● Given request
Restate the complete material exactly.

● Given data
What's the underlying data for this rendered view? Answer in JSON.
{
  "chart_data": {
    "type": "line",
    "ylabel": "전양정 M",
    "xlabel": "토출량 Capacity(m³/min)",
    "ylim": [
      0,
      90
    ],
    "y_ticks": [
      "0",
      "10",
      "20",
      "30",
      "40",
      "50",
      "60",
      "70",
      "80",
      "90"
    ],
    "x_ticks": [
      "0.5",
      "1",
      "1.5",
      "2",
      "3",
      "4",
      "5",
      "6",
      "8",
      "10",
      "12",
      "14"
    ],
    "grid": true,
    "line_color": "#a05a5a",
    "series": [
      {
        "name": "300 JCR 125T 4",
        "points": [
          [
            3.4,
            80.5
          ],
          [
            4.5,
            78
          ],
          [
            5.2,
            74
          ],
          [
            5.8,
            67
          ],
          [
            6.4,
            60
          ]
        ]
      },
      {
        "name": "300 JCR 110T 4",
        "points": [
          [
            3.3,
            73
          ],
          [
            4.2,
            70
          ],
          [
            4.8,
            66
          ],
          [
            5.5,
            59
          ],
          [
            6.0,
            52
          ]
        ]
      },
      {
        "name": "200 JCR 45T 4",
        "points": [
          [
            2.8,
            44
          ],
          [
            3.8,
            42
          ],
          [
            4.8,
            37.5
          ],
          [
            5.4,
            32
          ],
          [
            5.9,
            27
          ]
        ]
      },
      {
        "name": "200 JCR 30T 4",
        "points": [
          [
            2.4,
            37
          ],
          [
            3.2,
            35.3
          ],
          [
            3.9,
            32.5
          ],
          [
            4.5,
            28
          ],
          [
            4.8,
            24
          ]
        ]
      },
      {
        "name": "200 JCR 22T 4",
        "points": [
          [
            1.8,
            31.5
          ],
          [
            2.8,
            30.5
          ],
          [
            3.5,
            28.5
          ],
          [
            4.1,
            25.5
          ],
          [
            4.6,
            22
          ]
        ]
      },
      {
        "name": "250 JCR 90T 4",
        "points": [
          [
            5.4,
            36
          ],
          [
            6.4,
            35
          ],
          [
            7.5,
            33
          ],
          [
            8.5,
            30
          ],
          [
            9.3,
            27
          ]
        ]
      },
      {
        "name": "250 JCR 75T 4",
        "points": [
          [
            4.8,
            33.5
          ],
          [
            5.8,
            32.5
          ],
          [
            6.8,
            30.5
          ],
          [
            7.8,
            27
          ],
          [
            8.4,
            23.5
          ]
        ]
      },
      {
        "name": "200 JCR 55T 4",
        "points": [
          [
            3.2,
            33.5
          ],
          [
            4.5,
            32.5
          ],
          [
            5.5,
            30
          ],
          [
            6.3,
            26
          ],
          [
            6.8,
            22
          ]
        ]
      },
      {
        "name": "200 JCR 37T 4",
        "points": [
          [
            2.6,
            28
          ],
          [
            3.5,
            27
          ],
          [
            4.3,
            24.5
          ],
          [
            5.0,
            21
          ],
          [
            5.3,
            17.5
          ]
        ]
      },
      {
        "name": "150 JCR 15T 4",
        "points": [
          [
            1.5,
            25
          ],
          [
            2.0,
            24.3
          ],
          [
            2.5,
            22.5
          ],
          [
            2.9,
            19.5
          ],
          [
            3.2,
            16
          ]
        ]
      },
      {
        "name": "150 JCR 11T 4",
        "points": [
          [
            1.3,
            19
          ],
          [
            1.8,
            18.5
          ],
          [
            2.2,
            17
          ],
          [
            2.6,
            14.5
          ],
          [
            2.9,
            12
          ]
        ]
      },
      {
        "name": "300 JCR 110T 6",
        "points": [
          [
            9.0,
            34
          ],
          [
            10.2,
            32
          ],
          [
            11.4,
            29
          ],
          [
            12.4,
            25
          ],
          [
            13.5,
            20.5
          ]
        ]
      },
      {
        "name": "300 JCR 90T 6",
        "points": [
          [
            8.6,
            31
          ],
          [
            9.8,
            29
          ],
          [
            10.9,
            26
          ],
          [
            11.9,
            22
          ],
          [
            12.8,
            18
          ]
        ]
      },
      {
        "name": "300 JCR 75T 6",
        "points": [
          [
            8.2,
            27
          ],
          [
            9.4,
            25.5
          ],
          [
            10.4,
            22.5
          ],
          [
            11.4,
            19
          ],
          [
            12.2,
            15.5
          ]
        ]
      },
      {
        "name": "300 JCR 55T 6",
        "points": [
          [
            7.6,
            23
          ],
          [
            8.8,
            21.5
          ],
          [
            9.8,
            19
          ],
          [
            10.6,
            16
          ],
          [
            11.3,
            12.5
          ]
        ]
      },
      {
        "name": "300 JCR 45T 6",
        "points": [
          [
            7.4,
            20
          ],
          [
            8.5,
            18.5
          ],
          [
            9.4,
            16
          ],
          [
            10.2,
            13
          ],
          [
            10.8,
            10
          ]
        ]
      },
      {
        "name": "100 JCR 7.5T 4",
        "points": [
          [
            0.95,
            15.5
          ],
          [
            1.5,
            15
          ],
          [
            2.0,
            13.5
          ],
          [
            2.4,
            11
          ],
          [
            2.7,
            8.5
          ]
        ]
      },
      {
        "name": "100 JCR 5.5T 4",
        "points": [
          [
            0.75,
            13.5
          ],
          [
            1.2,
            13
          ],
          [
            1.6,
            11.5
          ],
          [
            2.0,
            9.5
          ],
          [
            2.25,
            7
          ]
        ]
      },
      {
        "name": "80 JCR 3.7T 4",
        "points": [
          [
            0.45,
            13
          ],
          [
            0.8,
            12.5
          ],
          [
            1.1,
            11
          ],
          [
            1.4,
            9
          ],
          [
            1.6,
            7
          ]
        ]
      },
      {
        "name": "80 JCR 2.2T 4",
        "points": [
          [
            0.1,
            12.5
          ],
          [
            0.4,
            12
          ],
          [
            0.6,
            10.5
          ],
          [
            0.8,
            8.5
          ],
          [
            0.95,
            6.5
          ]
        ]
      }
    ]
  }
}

● Correct answer
What's the underlying data for this rendered view? Answer in JSON.
{
  "chart_data": {
    "type": "line",
    "ylabel": "전양정 M",
    "xlabel": "토출량 Capacity(m³/min)",
    "ylim": [
      0,
      90
    ],
    "y_ticks": [
      "0",
      "10",
      "20",
      "30",
      "40",
      "50",
      "60",
      "70",
      "80",
      "90"
    ],
    "x_ticks": [
      "0.5",
      "1",
      "1.5",
      "2",
      "3",
      "4",
      "5",
      "6",
      "8",
      "10",
      "12",
      "14"
    ],
    "grid": true,
    "line_color": "#a05a5a",
    "series": [
      {
        "name": "300 JCR 125T 4",
        "points": [
          [
            3.4,
            80.5
          ],
          [
            4.5,
            78
          ],
          [
            5.2,
            74
          ],
          [
            5.8,
            67
          ],
          [
            6.4,
            60
          ]
        ]
      },
      {
        "name": "300 JCR 110T 4",
        "points": [
          [
            3.3,
            73
          ],
          [
            4.2,
            70
          ],
          [
            4.8,
            66
          ],
          [
            5.5,
            59
          ],
          [
            6.0,
            52
          ]
        ]
      },
      {
        "name": "200 JCR 45T 4",
        "points": [
          [
            2.8,
            44
          ],
          [
            3.8,
            42
          ],
          [
            4.8,
            37.5
          ],
          [
            5.4,
            32
          ],
          [
            5.9,
            27
          ]
        ]
      },
      {
        "name": "200 JCR 30T 4",
        "points": [
          [
            2.4,
            37
          ],
          [
            3.2,
            35.3
          ],
          [
            3.9,
            32.5
          ],
          [
            4.5,
            28
          ],
          [
            4.8,
            24
          ]
        ]
      },
      {
        "name": "200 JCR 22T 4",
        "points": [
          [
            1.8,
            31.5
          ],
          [
            2.8,
            30.5
          ],
          [
            3.5,
            28.5
          ],
          [
            4.1,
            25.5
          ],
          [
            4.6,
            22
          ]
        ]
      },
      {
        "name": "250 JCR 90T 4",
        "points": [
          [
            5.4,
            36
          ],
          [
            6.4,
            35
          ],
          [
            7.5,
            33
          ],
          [
            8.5,
            30
          ],
          [
            9.3,
            27
          ]
        ]
      },
      {
        "name": "250 JCR 75T 4",
        "points": [
          [
            4.8,
            33.5
          ],
          [
            5.8,
            32.5
          ],
          [
            6.8,
            30.5
          ],
          [
            7.8,
            27
          ],
          [
            8.4,
            23.5
          ]
        ]
      },
      {
        "name": "200 JCR 55T 4",
        "points": [
          [
            3.2,
            33.5
          ],
          [
            4.5,
            32.5
          ],
          [
            5.5,
            30
          ],
          [
            6.3,
            26
          ],
          [
            6.8,
            22
          ]
        ]
      },
      {
        "name": "200 JCR 37T 4",
        "points": [
          [
            2.6,
            28
          ],
          [
            3.5,
            27
          ],
          [
            4.3,
            24.5
          ],
          [
            5.0,
            21
          ],
          [
            5.3,
            17.5
          ]
        ]
      },
      {
        "name": "150 JCR 15T 4",
        "points": [
          [
            1.5,
            25
          ],
          [
            2.0,
            24.3
          ],
          [
            2.5,
            22.5
          ],
          [
            2.9,
            19.5
          ],
          [
            3.2,
            16
          ]
        ]
      },
      {
        "name": "150 JCR 11T 4",
        "points": [
          [
            1.3,
            19
          ],
          [
            1.8,
            18.5
          ],
          [
            2.2,
            17
          ],
          [
            2.6,
            14.5
          ],
          [
            2.9,
            12
          ]
        ]
      },
      {
        "name": "300 JCR 110T 6",
        "points": [
          [
            9.0,
            34
          ],
          [
            10.2,
            32
          ],
          [
            11.4,
            29
          ],
          [
            12.4,
            25
          ],
          [
            13.5,
            20.5
          ]
        ]
      },
      {
        "name": "300 JCR 90T 6",
        "points": [
          [
            8.6,
            31
          ],
          [
            9.8,
            29
          ],
          [
            10.9,
            26
          ],
          [
            11.9,
            22
          ],
          [
            12.8,
            18
          ]
        ]
      },
      {
        "name": "300 JCR 75T 6",
        "points": [
          [
            8.2,
            27
          ],
          [
            9.4,
            25.5
          ],
          [
            10.4,
            22.5
          ],
          [
            11.4,
            19
          ],
          [
            12.2,
            15.5
          ]
        ]
      },
      {
        "name": "300 JCR 55T 6",
        "points": [
          [
            7.6,
            23
          ],
          [
            8.8,
            21.5
          ],
          [
            9.8,
            19
          ],
          [
            10.6,
            16
          ],
          [
            11.3,
            12.5
          ]
        ]
      },
      {
        "name": "300 JCR 45T 6",
        "points": [
          [
            7.4,
            20
          ],
          [
            8.5,
            18.5
          ],
          [
            9.4,
            16
          ],
          [
            10.2,
            13
          ],
          [
            10.8,
            10
          ]
        ]
      },
      {
        "name": "100 JCR 7.5T 4",
        "points": [
          [
            0.95,
            15.5
          ],
          [
            1.5,
            15
          ],
          [
            2.0,
            13.5
          ],
          [
            2.4,
            11
          ],
          [
            2.7,
            8.5
          ]
        ]
      },
      {
        "name": "100 JCR 5.5T 4",
        "points": [
          [
            0.75,
            13.5
          ],
          [
            1.2,
            13
          ],
          [
            1.6,
            11.5
          ],
          [
            2.0,
            9.5
          ],
          [
            2.25,
            7
          ]
        ]
      },
      {
        "name": "80 JCR 3.7T 4",
        "points": [
          [
            0.45,
            13
          ],
          [
            0.8,
            12.5
          ],
          [
            1.1,
            11
          ],
          [
            1.4,
            9
          ],
          [
            1.6,
            7
          ]
        ]
      },
      {
        "name": "80 JCR 2.2T 4",
        "points": [
          [
            0.1,
            12.5
          ],
          [
            0.4,
            12
          ],
          [
            0.6,
            10.5
          ],
          [
            0.8,
            8.5
          ],
          [
            0.95,
            6.5
          ]
        ]
      }
    ]
  }
}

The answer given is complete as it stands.